— START OF Dataset records —

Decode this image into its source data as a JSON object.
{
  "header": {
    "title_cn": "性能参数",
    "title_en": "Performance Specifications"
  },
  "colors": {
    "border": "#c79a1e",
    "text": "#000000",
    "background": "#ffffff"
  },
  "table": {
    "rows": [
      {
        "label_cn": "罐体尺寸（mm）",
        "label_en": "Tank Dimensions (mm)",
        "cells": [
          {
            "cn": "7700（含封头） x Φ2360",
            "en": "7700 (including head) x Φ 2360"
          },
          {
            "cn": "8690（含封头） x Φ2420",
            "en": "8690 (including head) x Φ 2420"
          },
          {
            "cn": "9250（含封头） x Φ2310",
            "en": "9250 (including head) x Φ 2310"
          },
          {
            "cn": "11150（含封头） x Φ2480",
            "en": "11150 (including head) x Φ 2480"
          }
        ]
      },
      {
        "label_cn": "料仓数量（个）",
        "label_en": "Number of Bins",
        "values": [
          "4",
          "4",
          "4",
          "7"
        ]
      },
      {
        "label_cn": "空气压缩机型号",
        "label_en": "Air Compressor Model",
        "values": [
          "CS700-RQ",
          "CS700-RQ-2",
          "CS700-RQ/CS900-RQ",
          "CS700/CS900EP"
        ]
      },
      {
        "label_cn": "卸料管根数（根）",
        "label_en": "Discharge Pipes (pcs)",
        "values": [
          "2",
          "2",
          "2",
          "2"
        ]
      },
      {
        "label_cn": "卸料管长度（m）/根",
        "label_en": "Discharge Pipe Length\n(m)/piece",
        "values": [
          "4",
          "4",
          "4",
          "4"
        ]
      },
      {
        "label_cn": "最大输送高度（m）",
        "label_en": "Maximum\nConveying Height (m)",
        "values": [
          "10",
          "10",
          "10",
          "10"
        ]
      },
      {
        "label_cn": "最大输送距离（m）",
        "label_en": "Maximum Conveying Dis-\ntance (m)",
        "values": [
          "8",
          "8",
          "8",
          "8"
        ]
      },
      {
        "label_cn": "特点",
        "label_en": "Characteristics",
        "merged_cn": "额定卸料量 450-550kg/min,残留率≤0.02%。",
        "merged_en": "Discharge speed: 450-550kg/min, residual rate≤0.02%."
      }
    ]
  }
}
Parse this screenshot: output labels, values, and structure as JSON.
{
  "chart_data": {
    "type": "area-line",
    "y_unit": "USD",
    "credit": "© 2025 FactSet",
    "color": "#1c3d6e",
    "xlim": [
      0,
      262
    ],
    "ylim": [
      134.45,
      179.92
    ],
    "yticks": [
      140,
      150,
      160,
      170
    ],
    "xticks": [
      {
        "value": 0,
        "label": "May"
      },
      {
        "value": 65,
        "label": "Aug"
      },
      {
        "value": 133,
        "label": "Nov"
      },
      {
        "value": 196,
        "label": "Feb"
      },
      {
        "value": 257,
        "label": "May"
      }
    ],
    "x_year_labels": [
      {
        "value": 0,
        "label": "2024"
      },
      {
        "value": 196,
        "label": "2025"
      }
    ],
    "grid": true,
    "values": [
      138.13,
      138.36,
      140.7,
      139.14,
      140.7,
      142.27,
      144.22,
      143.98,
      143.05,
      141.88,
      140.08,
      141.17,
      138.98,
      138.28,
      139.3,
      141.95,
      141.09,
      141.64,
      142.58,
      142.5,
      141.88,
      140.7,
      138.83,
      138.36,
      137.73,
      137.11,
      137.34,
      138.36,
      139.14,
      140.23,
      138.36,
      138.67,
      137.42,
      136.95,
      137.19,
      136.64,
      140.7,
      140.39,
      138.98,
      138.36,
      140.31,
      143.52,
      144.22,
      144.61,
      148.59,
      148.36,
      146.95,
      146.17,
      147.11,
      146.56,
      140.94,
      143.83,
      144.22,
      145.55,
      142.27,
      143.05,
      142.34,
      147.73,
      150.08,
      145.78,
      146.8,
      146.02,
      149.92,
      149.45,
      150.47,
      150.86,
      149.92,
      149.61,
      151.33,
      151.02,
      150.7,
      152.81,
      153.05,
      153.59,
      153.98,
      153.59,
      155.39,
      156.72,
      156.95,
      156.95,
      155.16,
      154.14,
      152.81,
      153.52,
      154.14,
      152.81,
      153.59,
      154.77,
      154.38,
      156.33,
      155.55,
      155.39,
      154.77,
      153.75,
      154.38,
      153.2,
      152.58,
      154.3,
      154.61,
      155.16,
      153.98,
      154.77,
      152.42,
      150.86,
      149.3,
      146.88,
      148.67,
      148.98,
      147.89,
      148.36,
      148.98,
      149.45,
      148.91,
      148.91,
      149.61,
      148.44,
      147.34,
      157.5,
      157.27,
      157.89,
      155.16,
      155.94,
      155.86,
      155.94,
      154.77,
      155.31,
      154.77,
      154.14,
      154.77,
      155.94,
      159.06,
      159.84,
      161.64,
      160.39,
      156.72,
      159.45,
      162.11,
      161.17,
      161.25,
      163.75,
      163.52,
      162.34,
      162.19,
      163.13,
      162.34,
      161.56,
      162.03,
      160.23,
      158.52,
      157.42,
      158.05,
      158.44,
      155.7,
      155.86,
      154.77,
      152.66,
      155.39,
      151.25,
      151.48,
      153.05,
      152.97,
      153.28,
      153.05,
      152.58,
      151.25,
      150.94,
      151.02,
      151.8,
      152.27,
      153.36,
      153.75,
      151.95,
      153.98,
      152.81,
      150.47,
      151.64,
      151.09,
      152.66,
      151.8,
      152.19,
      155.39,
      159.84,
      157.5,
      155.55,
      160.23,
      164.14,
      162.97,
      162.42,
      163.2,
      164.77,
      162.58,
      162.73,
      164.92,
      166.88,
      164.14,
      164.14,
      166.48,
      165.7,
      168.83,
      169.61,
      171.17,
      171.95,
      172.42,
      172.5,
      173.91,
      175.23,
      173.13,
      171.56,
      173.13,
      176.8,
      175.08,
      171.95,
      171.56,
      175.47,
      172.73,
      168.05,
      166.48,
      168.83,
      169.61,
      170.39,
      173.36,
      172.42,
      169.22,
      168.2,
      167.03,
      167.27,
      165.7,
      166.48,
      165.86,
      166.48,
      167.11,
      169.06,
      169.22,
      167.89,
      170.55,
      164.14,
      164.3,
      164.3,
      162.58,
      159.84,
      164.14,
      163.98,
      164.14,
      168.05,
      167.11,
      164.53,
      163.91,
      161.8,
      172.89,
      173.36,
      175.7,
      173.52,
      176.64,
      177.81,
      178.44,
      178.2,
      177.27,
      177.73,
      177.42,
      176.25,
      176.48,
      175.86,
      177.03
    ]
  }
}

— END OF Dataset records —

Your instructions — Reproduce every line from the entries that holds the word "this".

Written reply —
Decode this image into its source data as a JSON object.
Parse this screenshot: output labels, values, and structure as JSON.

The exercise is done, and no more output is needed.